**GIVEN PROBLEM:** Skip every picture, and output exactly the lines starting at the one with "Extract all readable text from this page." and running through the last line of the material below.

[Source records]

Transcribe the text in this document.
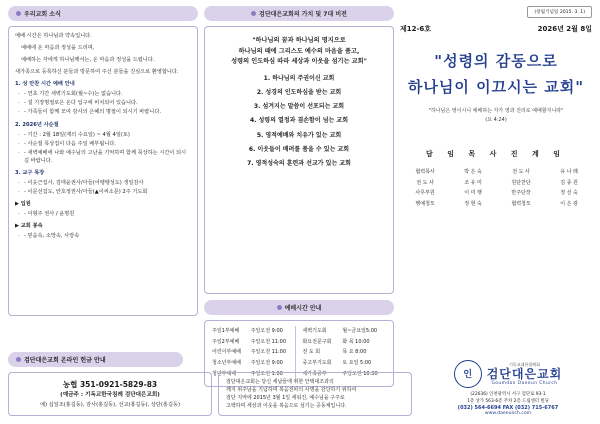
우리교회 소식

예배 시간은 하나님과 약속입니다.

예배에 온 마음과 정성을 드리며,

예배하는 자에게 하나님께서는, 온 마음과 정성을 드립니다.

새가족으로 등록하신 분들과 방문하여 주신 분들을 진심으로 환영합니다.

1. 성 만찬 시간 예배 안내
· - 연초 기간 새벽기도회(월~수)는 없습니다.
· - 설 기장명절로은 온다 입구에 비치되어 있습니다.
· - 가족들이 함께 모여 감사의 은혜의 명절이 되시기 바랍니다.
2. 2026년 사순절
· - 기간 : 2월 18일(재의 수요일) ~ 4월 4일(토)
· - 사순절 목상집이 다음 주일 배부됩니다.
· - 새벽예배에 나와 예수님의 고난을 기억하며 함께 묵상하는 시간이 되시길 바랍니다.
3. 교구 목장
· - 이웃근집사, 김태윤권사/아들(어땡땡성도) 생일감사
· - 이문선집도, 안호정권사/아들(▲이씨소문) 2주 기도회
▶ 입원
· - 이형주 권사 / 윤명원
▶ 교회 봉속
· - 믿음속, 소망속, 사랑속
검단대은교회의 가치 및 7대 비전
"하나님의 꿈과 하나님의 명지으로
하나님의 때에 그리스도 예수의 마음을 품고,
성령의 인도하심 따라 세상과 이웃을 섬기는 교회"
1. 하나님의 주권이신 교회
2. 성경의 인도하심을 받는 교회
3. 섬겨지는 말씀이 선포되는 교회
4. 성령의 열정과 겸손함이 넘는 교회
5. 영적예배와 치유가 있는 교회
6. 이웃들이 배려를 품을 수 있는 교회
7. 영적성숙의 훈련과 선교가 있는 교회
예배시간 안내
주일1부예배	주일오전 9:00	새벽기도회	월~금요일5:00
주일2부예배	주일오전 11:00	화요전문구회	화 목 10:00
어린이부예배	주일오전 11:00	전 도 회	목 요 8:00
청소년부예배	주일오전 9:00	중고부기도회	토 요일 5:00
청년부예배	주일오전 1:00	새가족공부	주일오전 10:30
(창립기념일 2015. 3. 1)
제12-6호	2026년 2월 8일
"성령의 감동으로
하나님이 이끄시는 교회"
"하나님은 영이시니 예배하는 자가 영과 진리로 예배할지니라"
(요 4:24)
담 임 목 사 진 계 임
협력목사	박 은 숙	전 도 사	유 나 래
전 도 사	조 유 미	원단찬단	김 종 원
사무부원	이 미 행	반주단장	정 선 숙
행예청모	정 현 숙	협력청모	이 은 광
검단대은교회 온라인 헌금 안내
농협 351-0921-5829-83
(예금주 : 기독교한국침례 검단대은교회)
예) 십일조(홍길동), 감사(홍길동), 선교(홍길동), 상단(홍길동)

검단대은교회는 당신 세남들에 위한 안택대조과의

깨지 위주남을 기념하며 복음전파의 사명을 감당하기 위하여

검단 지역에 2015년 3월 1일 세워진, 예수님을 구주로

고백하며 세상과 이웃을 복음으로 섬기는 공동체입니다.

인
기독교대한침례회
검단대은교회
Goumdan Daeeun Church
(22636) 인천광역시 서구 검단로 93-1
1층 상가 563-6층 주차 2층 드림센터 빌딩
(032) 564-6694 FAX (032) 715-6767
www.daeeunch.com
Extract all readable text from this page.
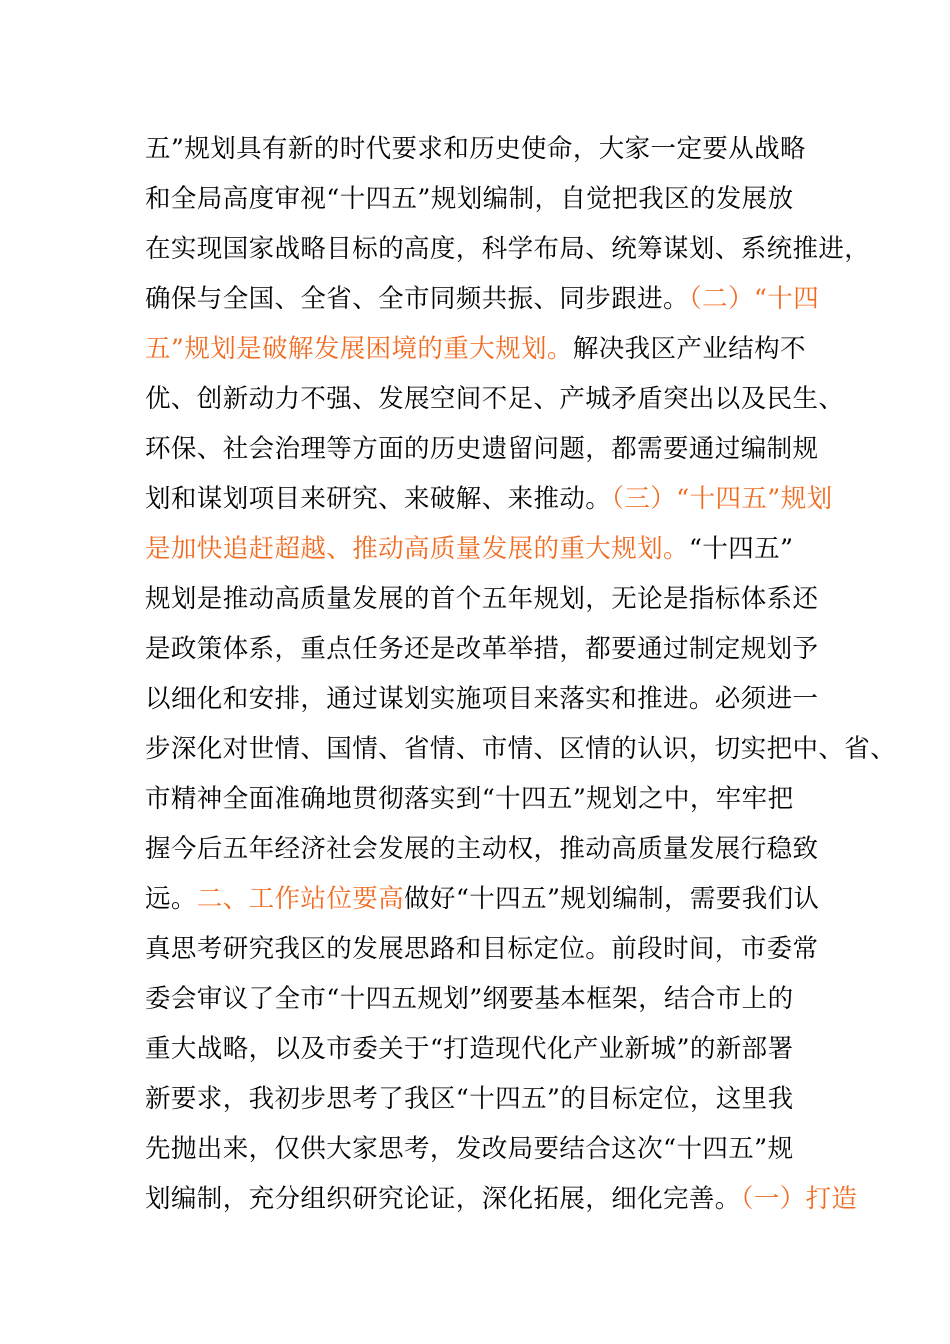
五”规划具有新的时代要求和历史使命，大家一定要从战略
和全局高度审视“十四五”规划编制，自觉把我区的发展放
在实现国家战略目标的高度，科学布局、统筹谋划、系统推进，
确保与全国、全省、全市同频共振、同步跟进。（二）“十四
五”规划是破解发展困境的重大规划。解决我区产业结构不
优、创新动力不强、发展空间不足、产城矛盾突出以及民生、
环保、社会治理等方面的历史遗留问题，都需要通过编制规
划和谋划项目来研究、来破解、来推动。（三）“十四五”规划
是加快追赶超越、推动高质量发展的重大规划。“十四五”
规划是推动高质量发展的首个五年规划，无论是指标体系还
是政策体系，重点任务还是改革举措，都要通过制定规划予
以细化和安排，通过谋划实施项目来落实和推进。必须进一
步深化对世情、国情、省情、市情、区情的认识，切实把中、省、
市精神全面准确地贯彻落实到“十四五”规划之中，牢牢把
握今后五年经济社会发展的主动权，推动高质量发展行稳致
远。二、工作站位要高做好“十四五”规划编制，需要我们认
真思考研究我区的发展思路和目标定位。前段时间，市委常
委会审议了全市“十四五规划”纲要基本框架，结合市上的
重大战略，以及市委关于“打造现代化产业新城”的新部署
新要求，我初步思考了我区“十四五”的目标定位，这里我
先抛出来，仅供大家思考，发改局要结合这次“十四五”规
划编制，充分组织研究论证，深化拓展，细化完善。（一）打造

**CORRECT RESULT:**
Extract all readable text from this page.
五”规划具有新的时代要求和历史使命，大家一定要从战略
和全局高度审视“十四五”规划编制，自觉把我区的发展放
在实现国家战略目标的高度，科学布局、统筹谋划、系统推进，
确保与全国、全省、全市同频共振、同步跟进。（二）“十四
五”规划是破解发展困境的重大规划。解决我区产业结构不
优、创新动力不强、发展空间不足、产城矛盾突出以及民生、
环保、社会治理等方面的历史遗留问题，都需要通过编制规
划和谋划项目来研究、来破解、来推动。（三）“十四五”规划
是加快追赶超越、推动高质量发展的重大规划。“十四五”
规划是推动高质量发展的首个五年规划，无论是指标体系还
是政策体系，重点任务还是改革举措，都要通过制定规划予
以细化和安排，通过谋划实施项目来落实和推进。必须进一
步深化对世情、国情、省情、市情、区情的认识，切实把中、省、
市精神全面准确地贯彻落实到“十四五”规划之中，牢牢把
握今后五年经济社会发展的主动权，推动高质量发展行稳致
远。二、工作站位要高做好“十四五”规划编制，需要我们认
真思考研究我区的发展思路和目标定位。前段时间，市委常
委会审议了全市“十四五规划”纲要基本框架，结合市上的
重大战略，以及市委关于“打造现代化产业新城”的新部署
新要求，我初步思考了我区“十四五”的目标定位，这里我
先抛出来，仅供大家思考，发改局要结合这次“十四五”规
划编制，充分组织研究论证，深化拓展，细化完善。（一）打造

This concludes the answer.